* Extracted data:
§
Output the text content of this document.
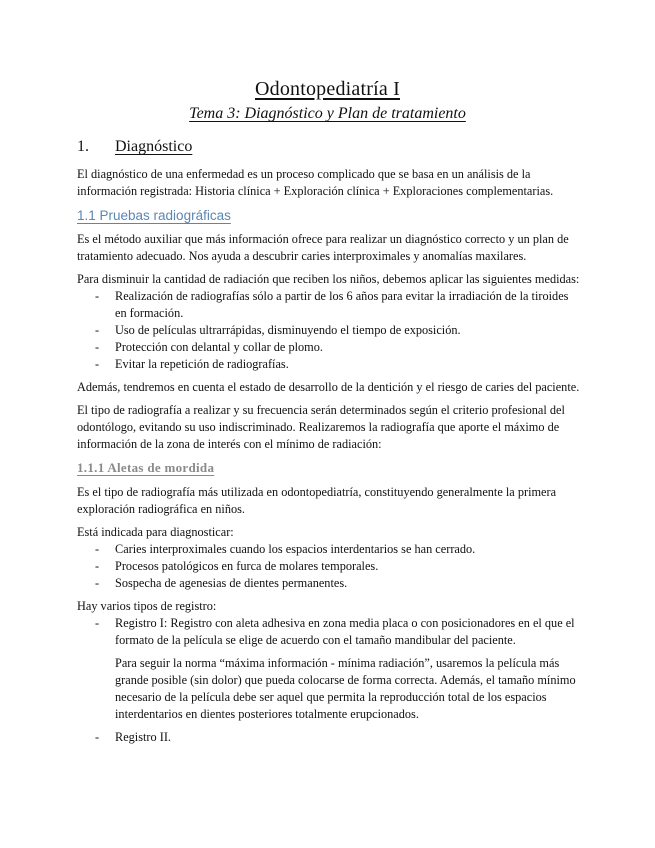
Odontopediatría I
Tema 3: Diagnóstico y Plan de tratamiento
1.	Diagnóstico

El diagnóstico de una enfermedad es un proceso complicado que se basa en un análisis de la información registrada: Historia clínica + Exploración clínica + Exploraciones complementarias.

1.1 Pruebas radiográficas

Es el método auxiliar que más información ofrece para realizar un diagnóstico correcto y un plan de tratamiento adecuado. Nos ayuda a descubrir caries interproximales y anomalías maxilares.

Para disminuir la cantidad de radiación que reciben los niños, debemos aplicar las siguientes medidas:

- Realización de radiografías sólo a partir de los 6 años para evitar la irradiación de la tiroides en formación.
- Uso de películas ultrarrápidas, disminuyendo el tiempo de exposición.
- Protección con delantal y collar de plomo.
- Evitar la repetición de radiografías.

Además, tendremos en cuenta el estado de desarrollo de la dentición y el riesgo de caries del paciente.

El tipo de radiografía a realizar y su frecuencia serán determinados según el criterio profesional del odontólogo, evitando su uso indiscriminado. Realizaremos la radiografía que aporte el máximo de información de la zona de interés con el mínimo de radiación:

1.1.1 Aletas de mordida

Es el tipo de radiografía más utilizada en odontopediatría, constituyendo generalmente la primera exploración radiográfica en niños.

Está indicada para diagnosticar:

- Caries interproximales cuando los espacios interdentarios se han cerrado.
- Procesos patológicos en furca de molares temporales.
- Sospecha de agenesias de dientes permanentes.

Hay varios tipos de registro:

- Registro I: Registro con aleta adhesiva en zona media placa o con posicionadores en el que el formato de la película se elige de acuerdo con el tamaño mandibular del paciente.

Para seguir la norma “máxima información - mínima radiación”, usaremos la película más grande posible (sin dolor) que pueda colocarse de forma correcta. Además, el tamaño mínimo necesario de la película debe ser aquel que permita la reproducción total de los espacios interdentarios en dientes posteriores totalmente erupcionados.

- Registro II.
§
* Problem requirements: Reproduce each line of the material containing the word "realizar".

* Response area:
Es el método auxiliar que más información ofrece para realizar un diagnóstico correcto y un plan de tratamiento adecuado. Nos ayuda a descubrir caries interproximales y anomalías maxilares.
El tipo de radiografía a realizar y su frecuencia serán determinados según el criterio profesional del odontólogo, evitando su uso indiscriminado. Realizaremos la radiografía que aporte el máximo de información de la zona de interés con el mínimo de radiación:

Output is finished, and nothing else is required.